| Problem to work on |
Copy out the data below as written; omit any images.

*****

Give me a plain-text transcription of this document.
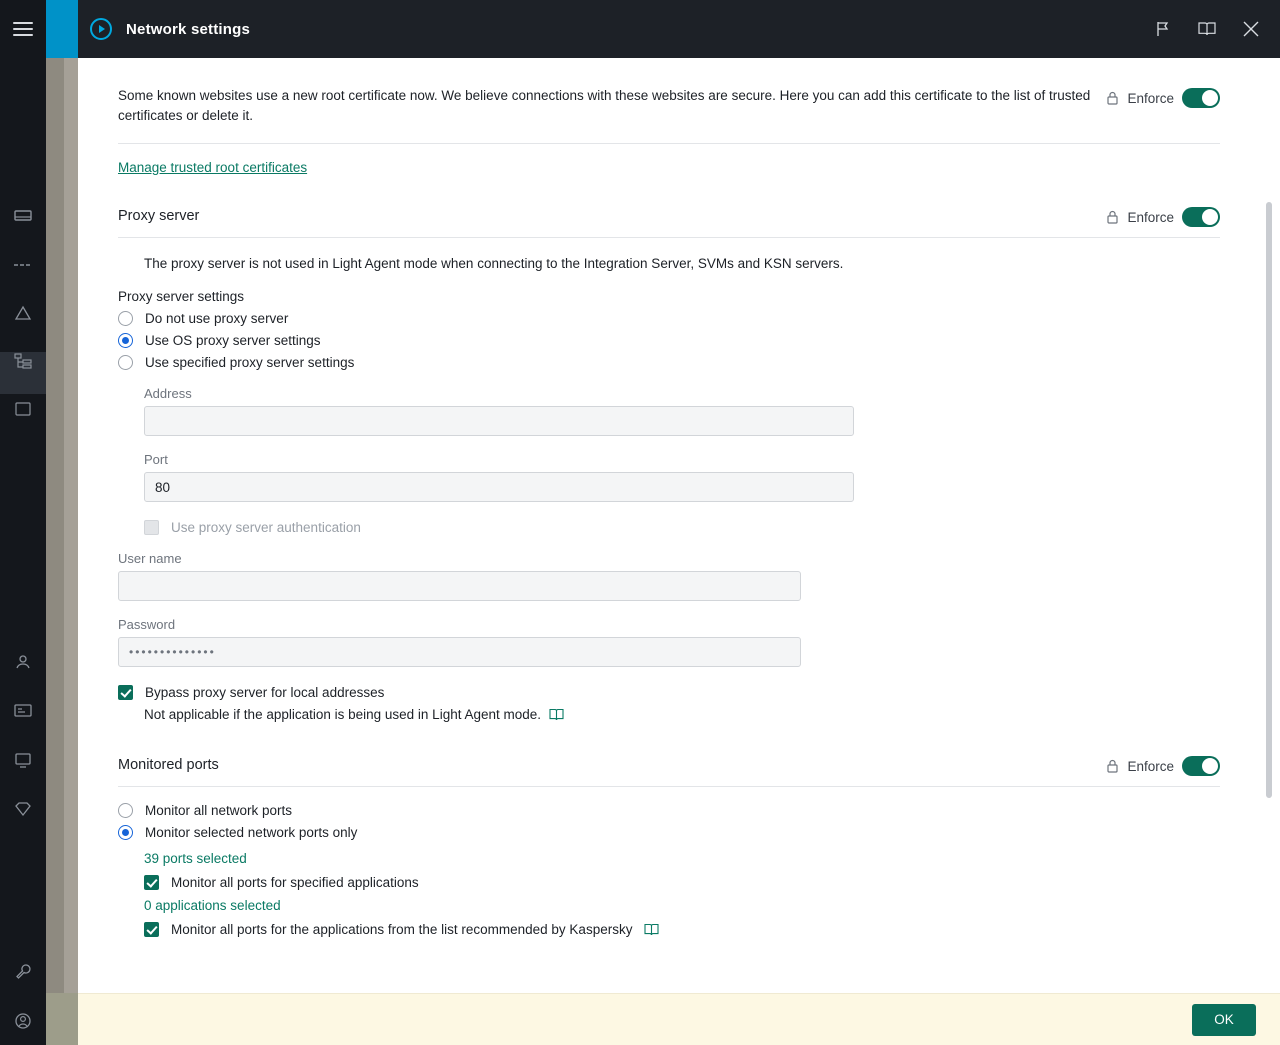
Network settings
Some known websites use a new root certificate now. We believe connections with these websites are secure. Here you can add this certificate to the list of trusted certificates or delete it.
Enforce
Manage trusted root certificates
Proxy server	Enforce
The proxy server is not used in Light Agent mode when connecting to the Integration Server, SVMs and KSN servers.
Proxy server settings
Do not use proxy server
Use OS proxy server settings
Use specified proxy server settings
Address
Port
80
Use proxy server authentication
User name
Password
••••••••••••••
Bypass proxy server for local addresses
Not applicable if the application is being used in Light Agent mode.
Monitored ports	Enforce
Monitor all network ports
Monitor selected network ports only
39 ports selected
Monitor all ports for specified applications
0 applications selected
Monitor all ports for the applications from the list recommended by Kaspersky
OK
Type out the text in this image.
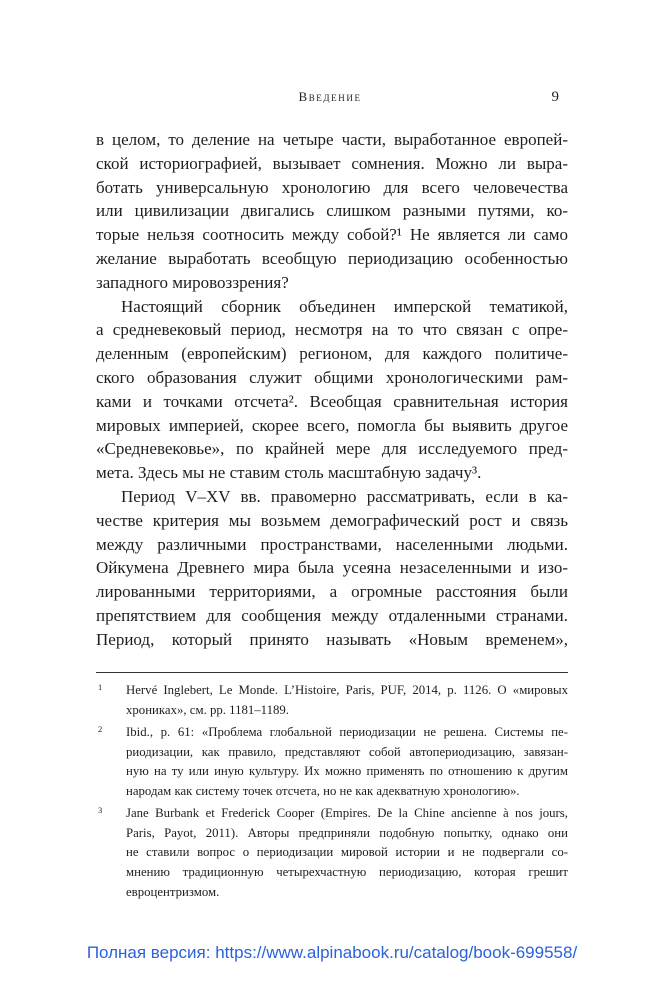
Введение	9
в целом, то деление на четыре части, выработанное европей-
ской историографией, вызывает сомнения. Можно ли выра-
ботать универсальную хронологию для всего человечества
или цивилизации двигались слишком разными путями, ко-
торые нельзя соотносить между собой?¹ Не является ли само
желание выработать всеобщую периодизацию особенностью
западного мировоззрения?
Настоящий сборник объединен имперской тематикой,
а средневековый период, несмотря на то что связан с опре-
деленным (европейским) регионом, для каждого политиче-
ского образования служит общими хронологическими рам-
ками и точками отсчета². Всеобщая сравнительная история
мировых империей, скорее всего, помогла бы выявить другое
«Средневековье», по крайней мере для исследуемого пред-
мета. Здесь мы не ставим столь масштабную задачу³.
Период V–XV вв. правомерно рассматривать, если в ка-
честве критерия мы возьмем демографический рост и связь
между различными пространствами, населенными людьми.
Ойкумена Древнего мира была усеяна незаселенными и изо-
лированными территориями, а огромные расстояния были
препятствием для сообщения между отдаленными странами.
Период, который принято называть «Новым временем»,
1 Hervé Inglebert, Le Monde. L’Histoire, Paris, PUF, 2014, p. 1126. О «мировых
хрониках», см. pp. 1181–1189.
2 Ibid., p. 61: «Проблема глобальной периодизации не решена. Системы пе-
риодизации, как правило, представляют собой автопериодизацию, завязан-
ную на ту или иную культуру. Их можно применять по отношению к другим
народам как систему точек отсчета, но не как адекватную хронологию».
3 Jane Burbank et Frederick Cooper (Empires. De la Chine ancienne à nos jours,
Paris, Payot, 2011). Авторы предприняли подобную попытку, однако они
не ставили вопрос о периодизации мировой истории и не подвергали со-
мнению традиционную четырехчастную периодизацию, которая грешит
евроцентризмом.
Полная версия: https://www.alpinabook.ru/catalog/book-699558/
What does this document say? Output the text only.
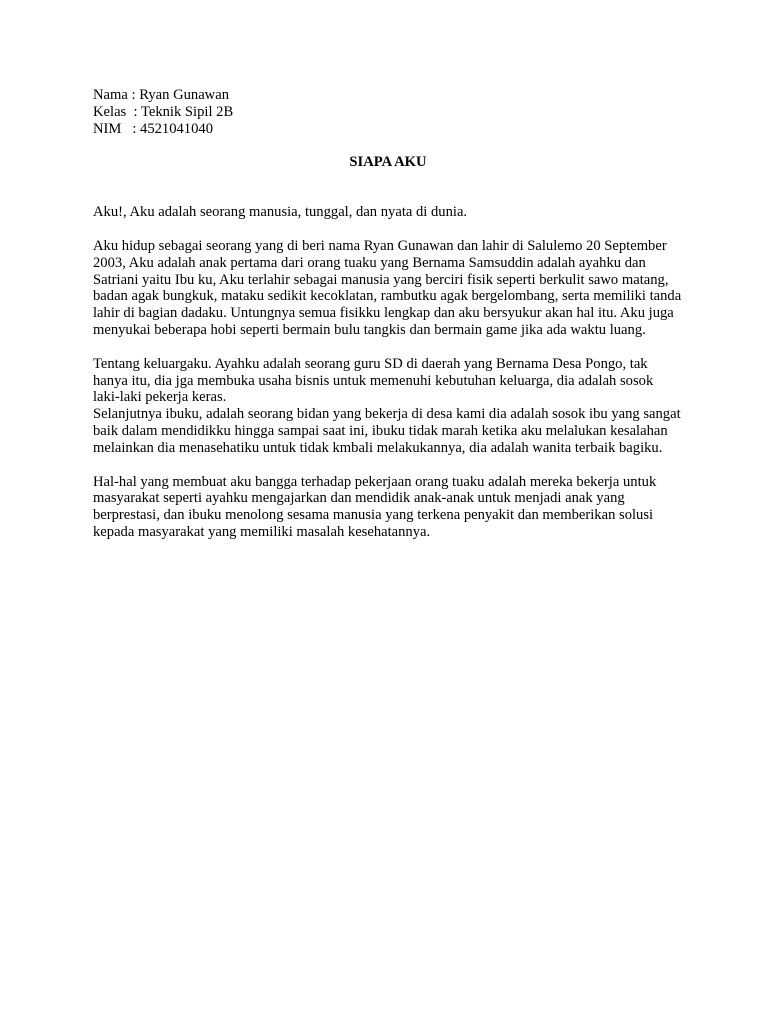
Nama : Ryan Gunawan
Kelas  : Teknik Sipil 2B
NIM   : 4521041040
SIAPA AKU

Aku!, Aku adalah seorang manusia, tunggal, dan nyata di dunia.

Aku hidup sebagai seorang yang di beri nama Ryan Gunawan dan lahir di Salulemo 20 September 2003, Aku adalah anak pertama dari orang tuaku yang Bernama Samsuddin adalah ayahku dan Satriani yaitu Ibu ku, Aku terlahir sebagai manusia yang berciri fisik seperti berkulit sawo matang, badan agak bungkuk, mataku sedikit kecoklatan, rambutku agak bergelombang, serta memiliki tanda lahir di bagian dadaku. Untungnya semua fisikku lengkap dan aku bersyukur akan hal itu. Aku juga menyukai beberapa hobi seperti bermain bulu tangkis dan bermain game jika ada waktu luang.

Tentang keluargaku. Ayahku adalah seorang guru SD di daerah yang Bernama Desa Pongo, tak hanya itu, dia jga membuka usaha bisnis untuk memenuhi kebutuhan keluarga, dia adalah sosok laki-laki pekerja keras.

Selanjutnya ibuku, adalah seorang bidan yang bekerja di desa kami dia adalah sosok ibu yang sangat baik dalam mendidikku hingga sampai saat ini, ibuku tidak marah ketika aku melalukan kesalahan melainkan dia menasehatiku untuk tidak kmbali melakukannya, dia adalah wanita terbaik bagiku.

Hal-hal yang membuat aku bangga terhadap pekerjaan orang tuaku adalah mereka bekerja untuk masyarakat seperti ayahku mengajarkan dan mendidik anak-anak untuk menjadi anak yang berprestasi, dan ibuku menolong sesama manusia yang terkena penyakit dan memberikan solusi kepada masyarakat yang memiliki masalah kesehatannya.
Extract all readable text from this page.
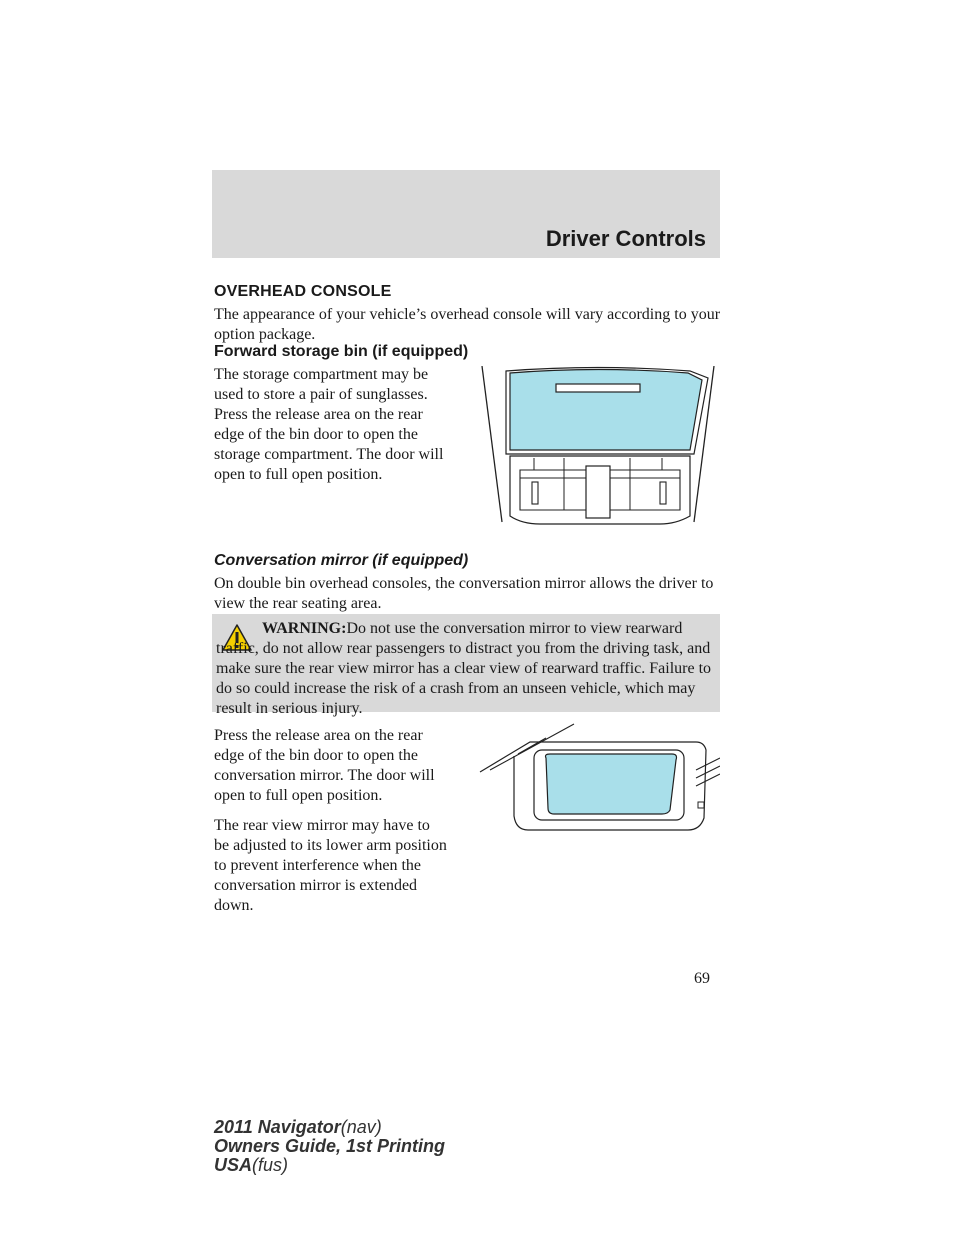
Driver Controls
OVERHEAD CONSOLE

The appearance of your vehicle’s overhead console will vary according to your option package.

Forward storage bin (if equipped)

The storage compartment may be

used to store a pair of sunglasses.

Press the release area on the rear

edge of the bin door to open the

storage compartment. The door will

open to full open position.

Conversation mirror (if equipped)

On double bin overhead consoles, the conversation mirror allows the driver to view the rear seating area.

WARNING:Do not use the conversation mirror to view rearward traffic, do not allow rear passengers to distract you from the driving task, and make sure the rear view mirror has a clear view of rearward traffic. Failure to do so could increase the risk of a crash from an unseen vehicle, which may result in serious injury.

Press the release area on the rear

edge of the bin door to open the

conversation mirror. The door will

open to full open position.

The rear view mirror may have to

be adjusted to its lower arm position

to prevent interference when the

conversation mirror is extended

down.

69
2011 Navigator(nav)
Owners Guide, 1st Printing
USA(fus)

*****

| Answer to the problem |
Give me a plain-text transcription of this document.
Network settings
Some known websites use a new root certificate now. We believe connections with these websites are secure. Here you can add this certificate to the list of trusted certificates or delete it.
Enforce
Manage trusted root certificates
Proxy server	Enforce
The proxy server is not used in Light Agent mode when connecting to the Integration Server, SVMs and KSN servers.
Proxy server settings
Do not use proxy server
Use OS proxy server settings
Use specified proxy server settings
Address
Port
80
Use proxy server authentication
User name
Password
••••••••••••••
Bypass proxy server for local addresses
Not applicable if the application is being used in Light Agent mode.
Monitored ports	Enforce
Monitor all network ports
Monitor selected network ports only
39 ports selected
Monitor all ports for specified applications
0 applications selected
Monitor all ports for the applications from the list recommended by Kaspersky
OK
Type out the text in this image.
Введение	9
в целом, то деление на четыре части, выработанное европей-
ской историографией, вызывает сомнения. Можно ли выра-
ботать универсальную хронологию для всего человечества
или цивилизации двигались слишком разными путями, ко-
торые нельзя соотносить между собой?¹ Не является ли само
желание выработать всеобщую периодизацию особенностью
западного мировоззрения?
Настоящий сборник объединен имперской тематикой,
а средневековый период, несмотря на то что связан с опре-
деленным (европейским) регионом, для каждого политиче-
ского образования служит общими хронологическими рам-
ками и точками отсчета². Всеобщая сравнительная история
мировых империей, скорее всего, помогла бы выявить другое
«Средневековье», по крайней мере для исследуемого пред-
мета. Здесь мы не ставим столь масштабную задачу³.
Период V–XV вв. правомерно рассматривать, если в ка-
честве критерия мы возьмем демографический рост и связь
между различными пространствами, населенными людьми.
Ойкумена Древнего мира была усеяна незаселенными и изо-
лированными территориями, а огромные расстояния были
препятствием для сообщения между отдаленными странами.
Период, который принято называть «Новым временем»,
1 Hervé Inglebert, Le Monde. L’Histoire, Paris, PUF, 2014, p. 1126. О «мировых
хрониках», см. pp. 1181–1189.
2 Ibid., p. 61: «Проблема глобальной периодизации не решена. Системы пе-
риодизации, как правило, представляют собой автопериодизацию, завязан-
ную на ту или иную культуру. Их можно применять по отношению к другим
народам как систему точек отсчета, но не как адекватную хронологию».
3 Jane Burbank et Frederick Cooper (Empires. De la Chine ancienne à nos jours,
Paris, Payot, 2011). Авторы предприняли подобную попытку, однако они
не ставили вопрос о периодизации мировой истории и не подвергали со-
мнению традиционную четырехчастную периодизацию, которая грешит
евроцентризмом.
Полная версия: https://www.alpinabook.ru/catalog/book-699558/
What does this document say? Output the text only.
Nama : Ryan Gunawan
Kelas  : Teknik Sipil 2B
NIM   : 4521041040
SIAPA AKU

Aku!, Aku adalah seorang manusia, tunggal, dan nyata di dunia.

Aku hidup sebagai seorang yang di beri nama Ryan Gunawan dan lahir di Salulemo 20 September 2003, Aku adalah anak pertama dari orang tuaku yang Bernama Samsuddin adalah ayahku dan Satriani yaitu Ibu ku, Aku terlahir sebagai manusia yang berciri fisik seperti berkulit sawo matang, badan agak bungkuk, mataku sedikit kecoklatan, rambutku agak bergelombang, serta memiliki tanda lahir di bagian dadaku. Untungnya semua fisikku lengkap dan aku bersyukur akan hal itu. Aku juga menyukai beberapa hobi seperti bermain bulu tangkis dan bermain game jika ada waktu luang.

Tentang keluargaku. Ayahku adalah seorang guru SD di daerah yang Bernama Desa Pongo, tak hanya itu, dia jga membuka usaha bisnis untuk memenuhi kebutuhan keluarga, dia adalah sosok laki-laki pekerja keras.

Selanjutnya ibuku, adalah seorang bidan yang bekerja di desa kami dia adalah sosok ibu yang sangat baik dalam mendidikku hingga sampai saat ini, ibuku tidak marah ketika aku melalukan kesalahan melainkan dia menasehatiku untuk tidak kmbali melakukannya, dia adalah wanita terbaik bagiku.

Hal-hal yang membuat aku bangga terhadap pekerjaan orang tuaku adalah mereka bekerja untuk masyarakat seperti ayahku mengajarkan dan mendidik anak-anak untuk menjadi anak yang berprestasi, dan ibuku menolong sesama manusia yang terkena penyakit dan memberikan solusi kepada masyarakat yang memiliki masalah kesehatannya.
Extract all readable text from this page.
Driver Controls
OVERHEAD CONSOLE

The appearance of your vehicle’s overhead console will vary according to your option package.

Forward storage bin (if equipped)

The storage compartment may be

used to store a pair of sunglasses.

Press the release area on the rear

edge of the bin door to open the

storage compartment. The door will

open to full open position.

Conversation mirror (if equipped)

On double bin overhead consoles, the conversation mirror allows the driver to view the rear seating area.

WARNING:Do not use the conversation mirror to view rearward traffic, do not allow rear passengers to distract you from the driving task, and make sure the rear view mirror has a clear view of rearward traffic. Failure to do so could increase the risk of a crash from an unseen vehicle, which may result in serious injury.

Press the release area on the rear

edge of the bin door to open the

conversation mirror. The door will

open to full open position.

The rear view mirror may have to

be adjusted to its lower arm position

to prevent interference when the

conversation mirror is extended

down.

69
2011 Navigator(nav)
Owners Guide, 1st Printing
USA(fus)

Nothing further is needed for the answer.